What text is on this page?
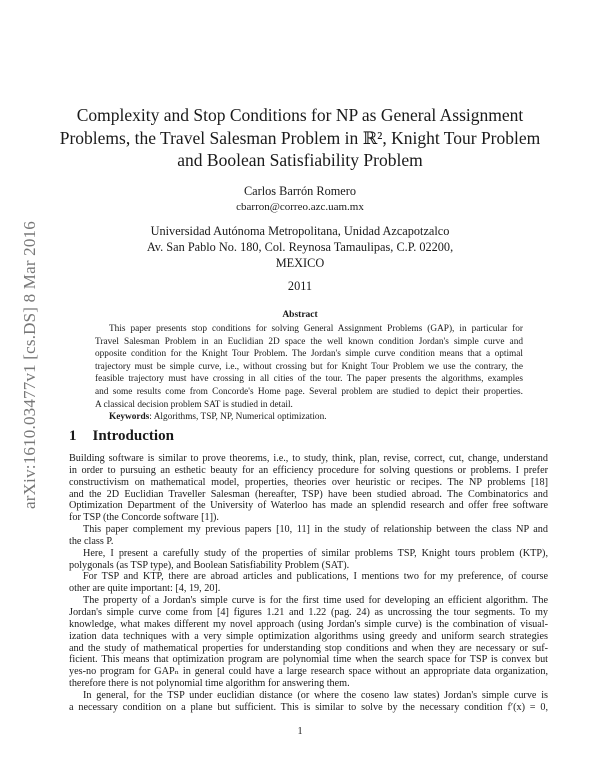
arXiv:1610.03477v1 [cs.DS] 8 Mar 2016
Complexity and Stop Conditions for NP as General Assignment
Problems, the Travel Salesman Problem in ℝ², Knight Tour Problem
and Boolean Satisfiability Problem
Carlos Barrón Romero
cbarron@correo.azc.uam.mx
Universidad Autónoma Metropolitana, Unidad Azcapotzalco
Av. San Pablo No. 180, Col. Reynosa Tamaulipas, C.P. 02200,
MEXICO
2011
Abstract
This paper presents stop conditions for solving General Assignment Problems (GAP), in particular for
Travel Salesman Problem in an Euclidian 2D space the well known condition Jordan's simple curve and
opposite condition for the Knight Tour Problem. The Jordan's simple curve condition means that a optimal
trajectory must be simple curve, i.e., without crossing but for Knight Tour Problem we use the contrary, the
feasible trajectory must have crossing in all cities of the tour. The paper presents the algorithms, examples
and some results come from Concorde's Home page. Several problem are studied to depict their properties.
A classical decision problem SAT is studied in detail.
Keywords: Algorithms, TSP, NP, Numerical optimization.
1 Introduction
Building software is similar to prove theorems, i.e., to study, think, plan, revise, correct, cut, change, understand
in order to pursuing an esthetic beauty for an efficiency procedure for solving questions or problems. I prefer
constructivism on mathematical model, properties, theories over heuristic or recipes. The NP problems [18]
and the 2D Euclidian Traveller Salesman (hereafter, TSP) have been studied abroad. The Combinatorics and
Optimization Department of the University of Waterloo has made an splendid research and offer free software
for TSP (the Concorde software [1]).
This paper complement my previous papers [10, 11] in the study of relationship between the class NP and
the class P.
Here, I present a carefully study of the properties of similar problems TSP, Knight tours problem (KTP),
polygonals (as TSP type), and Boolean Satisfiability Problem (SAT).
For TSP and KTP, there are abroad articles and publications, I mentions two for my preference, of course
other are quite important: [4, 19, 20].
The property of a Jordan's simple curve is for the first time used for developing an efficient algorithm. The
Jordan's simple curve come from [4] figures 1.21 and 1.22 (pag. 24) as uncrossing the tour segments. To my
knowledge, what makes different my novel approach (using Jordan's simple curve) is the combination of visual-
ization data techniques with a very simple optimization algorithms using greedy and uniform search strategies
and the study of mathematical properties for understanding stop conditions and when they are necessary or suf-
ficient. This means that optimization program are polynomial time when the search space for TSP is convex but
yes-no program for GAPₙ in general could have a large research space without an appropriate data organization,
therefore there is not polynomial time algorithm for answering them.
In general, for the TSP under euclidian distance (or where the coseno law states) Jordan's simple curve is
a necessary condition on a plane but sufficient. This is similar to solve by the necessary condition f′(x) = 0,
1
_ _ _
Transcribe every record above exactly, leaving out the pictures.

• _ANSWER TO THIS EXERCISE_
What text is on this page?
arXiv:1610.03477v1 [cs.DS] 8 Mar 2016
Complexity and Stop Conditions for NP as General Assignment
Problems, the Travel Salesman Problem in ℝ², Knight Tour Problem
and Boolean Satisfiability Problem
Carlos Barrón Romero
cbarron@correo.azc.uam.mx
Universidad Autónoma Metropolitana, Unidad Azcapotzalco
Av. San Pablo No. 180, Col. Reynosa Tamaulipas, C.P. 02200,
MEXICO
2011
Abstract
This paper presents stop conditions for solving General Assignment Problems (GAP), in particular for
Travel Salesman Problem in an Euclidian 2D space the well known condition Jordan's simple curve and
opposite condition for the Knight Tour Problem. The Jordan's simple curve condition means that a optimal
trajectory must be simple curve, i.e., without crossing but for Knight Tour Problem we use the contrary, the
feasible trajectory must have crossing in all cities of the tour. The paper presents the algorithms, examples
and some results come from Concorde's Home page. Several problem are studied to depict their properties.
A classical decision problem SAT is studied in detail.
Keywords: Algorithms, TSP, NP, Numerical optimization.
1 Introduction
Building software is similar to prove theorems, i.e., to study, think, plan, revise, correct, cut, change, understand
in order to pursuing an esthetic beauty for an efficiency procedure for solving questions or problems. I prefer
constructivism on mathematical model, properties, theories over heuristic or recipes. The NP problems [18]
and the 2D Euclidian Traveller Salesman (hereafter, TSP) have been studied abroad. The Combinatorics and
Optimization Department of the University of Waterloo has made an splendid research and offer free software
for TSP (the Concorde software [1]).
This paper complement my previous papers [10, 11] in the study of relationship between the class NP and
the class P.
Here, I present a carefully study of the properties of similar problems TSP, Knight tours problem (KTP),
polygonals (as TSP type), and Boolean Satisfiability Problem (SAT).
For TSP and KTP, there are abroad articles and publications, I mentions two for my preference, of course
other are quite important: [4, 19, 20].
The property of a Jordan's simple curve is for the first time used for developing an efficient algorithm. The
Jordan's simple curve come from [4] figures 1.21 and 1.22 (pag. 24) as uncrossing the tour segments. To my
knowledge, what makes different my novel approach (using Jordan's simple curve) is the combination of visual-
ization data techniques with a very simple optimization algorithms using greedy and uniform search strategies
and the study of mathematical properties for understanding stop conditions and when they are necessary or suf-
ficient. This means that optimization program are polynomial time when the search space for TSP is convex but
yes-no program for GAPₙ in general could have a large research space without an appropriate data organization,
therefore there is not polynomial time algorithm for answering them.
In general, for the TSP under euclidian distance (or where the coseno law states) Jordan's simple curve is
a necessary condition on a plane but sufficient. This is similar to solve by the necessary condition f′(x) = 0,
1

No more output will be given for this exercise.